● The task
Word for word, print each line of the listing below; pictures stay out.

● Task material
★ ★ ★ ★

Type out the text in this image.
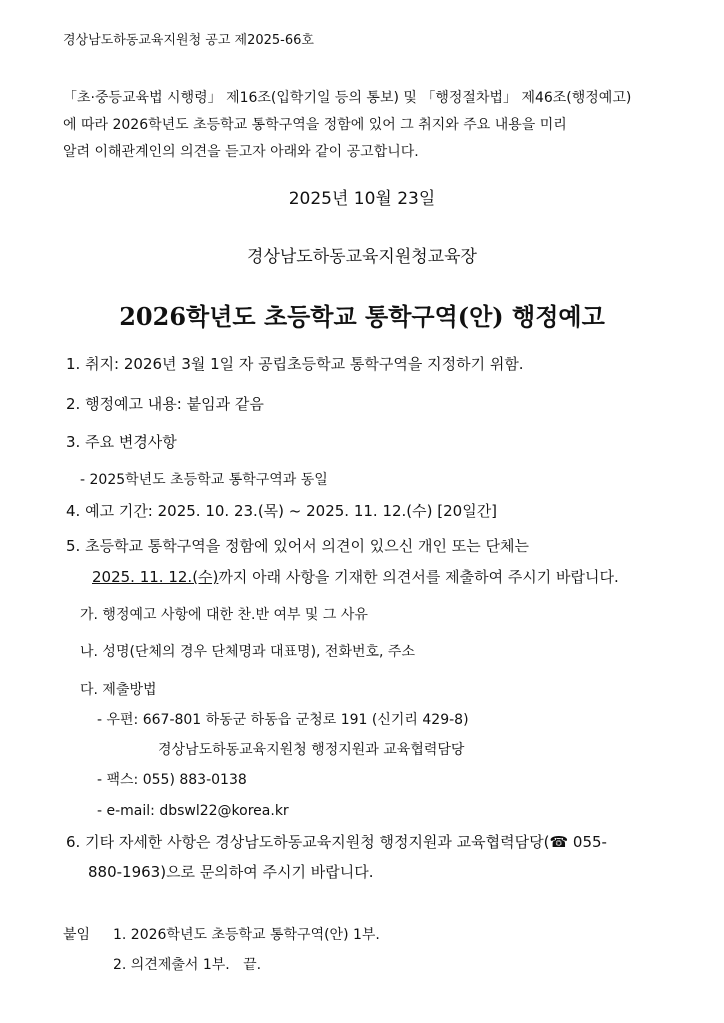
경상남도하동교육지원청 공고 제2025-66호
「초·중등교육법 시행령」 제16조(입학기일 등의 통보) 및 「행정절차법」 제46조(행정예고)
에 따라 2026학년도 초등학교 통학구역을 정함에 있어 그 취지와 주요 내용을 미리
알려 이해관계인의 의견을 듣고자 아래와 같이 공고합니다.
2025년 10월 23일
경상남도하동교육지원청교육장
2026학년도 초등학교 통학구역(안) 행정예고
1. 취지: 2026년 3월 1일 자 공립초등학교 통학구역을 지정하기 위함.
2. 행정예고 내용: 붙임과 같음
3. 주요 변경사항
- 2025학년도 초등학교 통학구역과 동일
4. 예고 기간: 2025. 10. 23.(목) ~ 2025. 11. 12.(수) [20일간]
5. 초등학교 통학구역을 정함에 있어서 의견이 있으신 개인 또는 단체는
2025. 11. 12.(수)까지 아래 사항을 기재한 의견서를 제출하여 주시기 바랍니다.
가. 행정예고 사항에 대한 찬.반 여부 및 그 사유
나. 성명(단체의 경우 단체명과 대표명), 전화번호, 주소
다. 제출방법
- 우편: 667-801 하동군 하동읍 군청로 191 (신기리 429-8)
경상남도하동교육지원청 행정지원과 교육협력담당
- 팩스: 055) 883-0138
- e-mail: dbswl22@korea.kr
6. 기타 자세한 사항은 경상남도하동교육지원청 행정지원과 교육협력담당(☎ 055-
880-1963)으로 문의하여 주시기 바랍니다.
붙임 1. 2026학년도 초등학교 통학구역(안) 1부.
2. 의견제출서 1부. 끝.
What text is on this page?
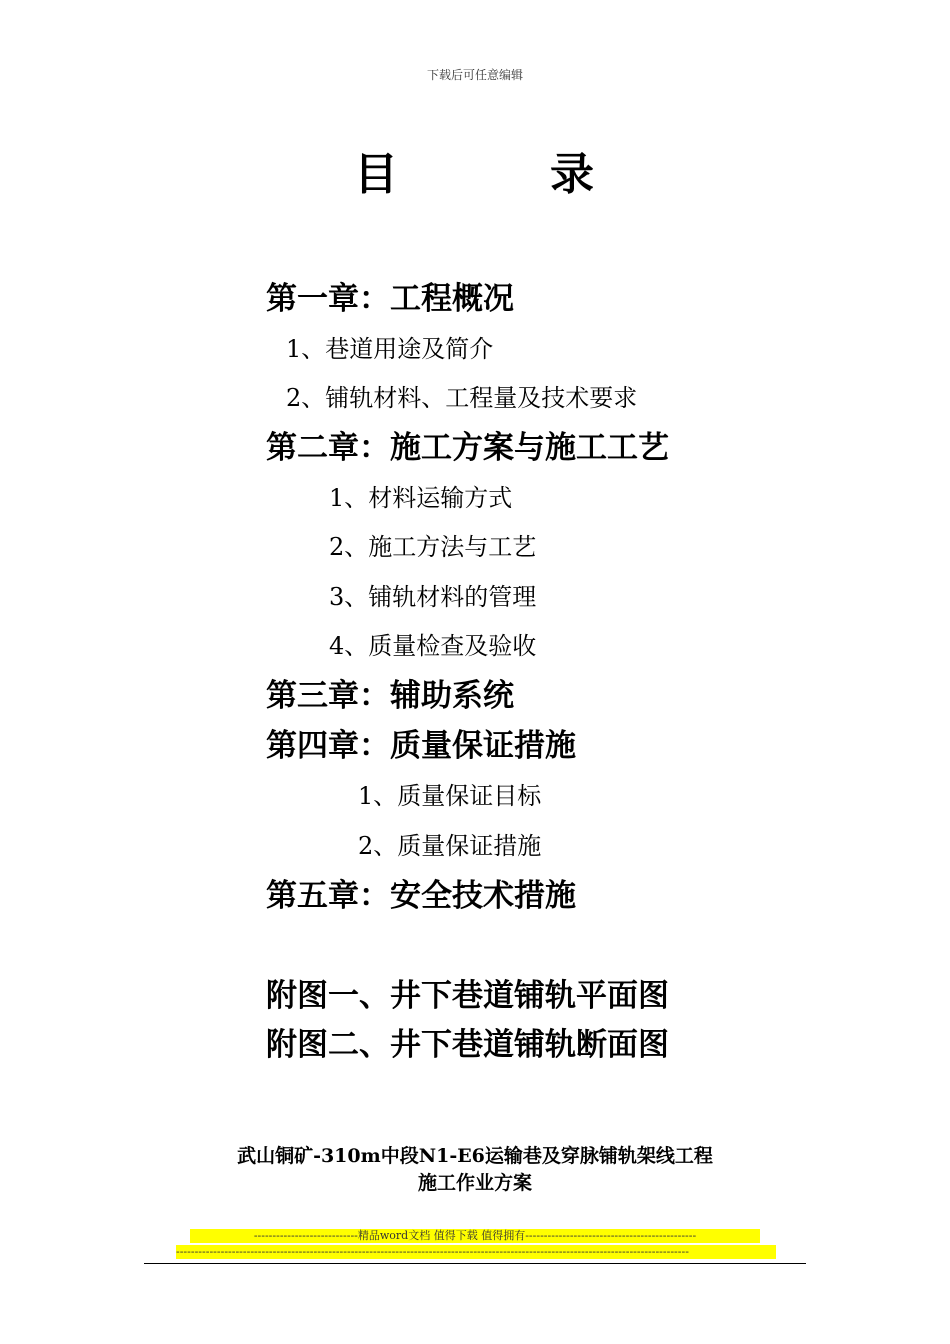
下载后可任意编辑
目	录
第一章：工程概况
1、巷道用途及简介
2、铺轨材料、工程量及技术要求
第二章：施工方案与施工工艺
1、材料运输方式
2、施工方法与工艺
3、铺轨材料的管理
4、质量检查及验收
第三章：辅助系统
第四章：质量保证措施
1、质量保证目标
2、质量保证措施
第五章：安全技术措施
附图一、井下巷道铺轨平面图
附图二、井下巷道铺轨断面图
武山铜矿-310m中段N1-E6运输巷及穿脉铺轨架线工程
施工作业方案
----------------------------精品word文档 值得下载 值得拥有----------------------------------------------
------------------------------------------------------------------------------------------------------------------------------------------
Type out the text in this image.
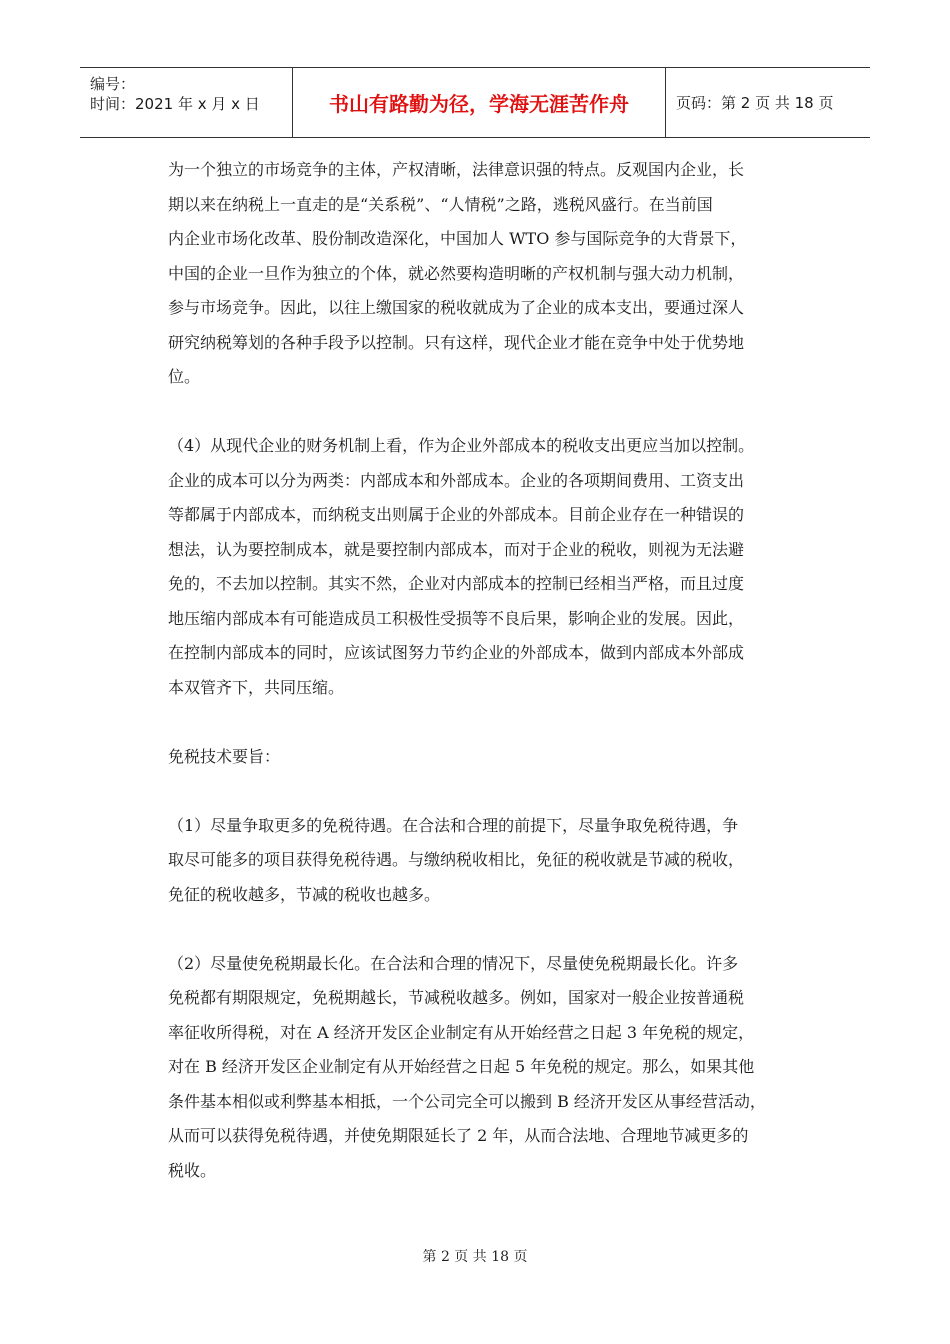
编号：
时间：2021 年 x 月 x 日	书山有路勤为径，学海无涯苦作舟	页码：第 2 页 共 18 页
为一个独立的市场竞争的主体，产权清晰，法律意识强的特点。反观国内企业，长
期以来在纳税上一直走的是“关系税”、“人情税”之路，逃税风盛行。在当前国
内企业市场化改革、股份制改造深化，中国加人 WTO 参与国际竞争的大背景下，
中国的企业一旦作为独立的个体，就必然要构造明晰的产权机制与强大动力机制，
参与市场竞争。因此，以往上缴国家的税收就成为了企业的成本支出，要通过深人
研究纳税筹划的各种手段予以控制。只有这样，现代企业才能在竞争中处于优势地
位。
（4）从现代企业的财务机制上看，作为企业外部成本的税收支出更应当加以控制。
企业的成本可以分为两类：内部成本和外部成本。企业的各项期间费用、工资支出
等都属于内部成本，而纳税支出则属于企业的外部成本。目前企业存在一种错误的
想法，认为要控制成本，就是要控制内部成本，而对于企业的税收，则视为无法避
免的，不去加以控制。其实不然，企业对内部成本的控制已经相当严格，而且过度
地压缩内部成本有可能造成员工积极性受损等不良后果，影响企业的发展。因此，
在控制内部成本的同时，应该试图努力节约企业的外部成本，做到内部成本外部成
本双管齐下，共同压缩。
免税技术要旨：
（1）尽量争取更多的免税待遇。在合法和合理的前提下，尽量争取免税待遇，争
取尽可能多的项目获得免税待遇。与缴纳税收相比，免征的税收就是节减的税收，
免征的税收越多，节减的税收也越多。
（2）尽量使免税期最长化。在合法和合理的情况下，尽量使免税期最长化。许多
免税都有期限规定，免税期越长，节减税收越多。例如，国家对一般企业按普通税
率征收所得税，对在 A 经济开发区企业制定有从开始经营之日起 3 年免税的规定，
对在 B 经济开发区企业制定有从开始经营之日起 5 年免税的规定。那么，如果其他
条件基本相似或利弊基本相抵，一个公司完全可以搬到 B 经济开发区从事经营活动，
从而可以获得免税待遇，并使免期限延长了 2 年，从而合法地、合理地节减更多的
税收。
第 2 页 共 18 页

★ ★ ★ ★

● Written answer
Type out the text in this image.
경상남도하동교육지원청 공고 제2025-66호
「초·중등교육법 시행령」 제16조(입학기일 등의 통보) 및 「행정절차법」 제46조(행정예고)
에 따라 2026학년도 초등학교 통학구역을 정함에 있어 그 취지와 주요 내용을 미리
알려 이해관계인의 의견을 듣고자 아래와 같이 공고합니다.
2025년 10월 23일
경상남도하동교육지원청교육장
2026학년도 초등학교 통학구역(안) 행정예고
1. 취지: 2026년 3월 1일 자 공립초등학교 통학구역을 지정하기 위함.
2. 행정예고 내용: 붙임과 같음
3. 주요 변경사항
- 2025학년도 초등학교 통학구역과 동일
4. 예고 기간: 2025. 10. 23.(목) ~ 2025. 11. 12.(수) [20일간]
5. 초등학교 통학구역을 정함에 있어서 의견이 있으신 개인 또는 단체는
2025. 11. 12.(수)까지 아래 사항을 기재한 의견서를 제출하여 주시기 바랍니다.
가. 행정예고 사항에 대한 찬.반 여부 및 그 사유
나. 성명(단체의 경우 단체명과 대표명), 전화번호, 주소
다. 제출방법
- 우편: 667-801 하동군 하동읍 군청로 191 (신기리 429-8)
경상남도하동교육지원청 행정지원과 교육협력담당
- 팩스: 055) 883-0138
- e-mail: dbswl22@korea.kr
6. 기타 자세한 사항은 경상남도하동교육지원청 행정지원과 교육협력담당(☎ 055-
880-1963)으로 문의하여 주시기 바랍니다.
붙임 1. 2026학년도 초등학교 통학구역(안) 1부.
2. 의견제출서 1부. 끝.
What text is on this page?
下载后可任意编辑
目	录
第一章：工程概况
1、巷道用途及简介
2、铺轨材料、工程量及技术要求
第二章：施工方案与施工工艺
1、材料运输方式
2、施工方法与工艺
3、铺轨材料的管理
4、质量检查及验收
第三章：辅助系统
第四章：质量保证措施
1、质量保证目标
2、质量保证措施
第五章：安全技术措施
附图一、井下巷道铺轨平面图
附图二、井下巷道铺轨断面图
武山铜矿-310m中段N1-E6运输巷及穿脉铺轨架线工程
施工作业方案
----------------------------精品word文档 值得下载 值得拥有----------------------------------------------
------------------------------------------------------------------------------------------------------------------------------------------
Type out the text in this image.
编号：
时间：2021 年 x 月 x 日	书山有路勤为径，学海无涯苦作舟	页码：第 2 页 共 18 页
为一个独立的市场竞争的主体，产权清晰，法律意识强的特点。反观国内企业，长
期以来在纳税上一直走的是“关系税”、“人情税”之路，逃税风盛行。在当前国
内企业市场化改革、股份制改造深化，中国加人 WTO 参与国际竞争的大背景下，
中国的企业一旦作为独立的个体，就必然要构造明晰的产权机制与强大动力机制，
参与市场竞争。因此，以往上缴国家的税收就成为了企业的成本支出，要通过深人
研究纳税筹划的各种手段予以控制。只有这样，现代企业才能在竞争中处于优势地
位。
（4）从现代企业的财务机制上看，作为企业外部成本的税收支出更应当加以控制。
企业的成本可以分为两类：内部成本和外部成本。企业的各项期间费用、工资支出
等都属于内部成本，而纳税支出则属于企业的外部成本。目前企业存在一种错误的
想法，认为要控制成本，就是要控制内部成本，而对于企业的税收，则视为无法避
免的，不去加以控制。其实不然，企业对内部成本的控制已经相当严格，而且过度
地压缩内部成本有可能造成员工积极性受损等不良后果，影响企业的发展。因此，
在控制内部成本的同时，应该试图努力节约企业的外部成本，做到内部成本外部成
本双管齐下，共同压缩。
免税技术要旨：
（1）尽量争取更多的免税待遇。在合法和合理的前提下，尽量争取免税待遇，争
取尽可能多的项目获得免税待遇。与缴纳税收相比，免征的税收就是节减的税收，
免征的税收越多，节减的税收也越多。
（2）尽量使免税期最长化。在合法和合理的情况下，尽量使免税期最长化。许多
免税都有期限规定，免税期越长，节减税收越多。例如，国家对一般企业按普通税
率征收所得税，对在 A 经济开发区企业制定有从开始经营之日起 3 年免税的规定，
对在 B 经济开发区企业制定有从开始经营之日起 5 年免税的规定。那么，如果其他
条件基本相似或利弊基本相抵，一个公司完全可以搬到 B 经济开发区从事经营活动，
从而可以获得免税待遇，并使免期限延长了 2 年，从而合法地、合理地节减更多的
税收。
第 2 页 共 18 页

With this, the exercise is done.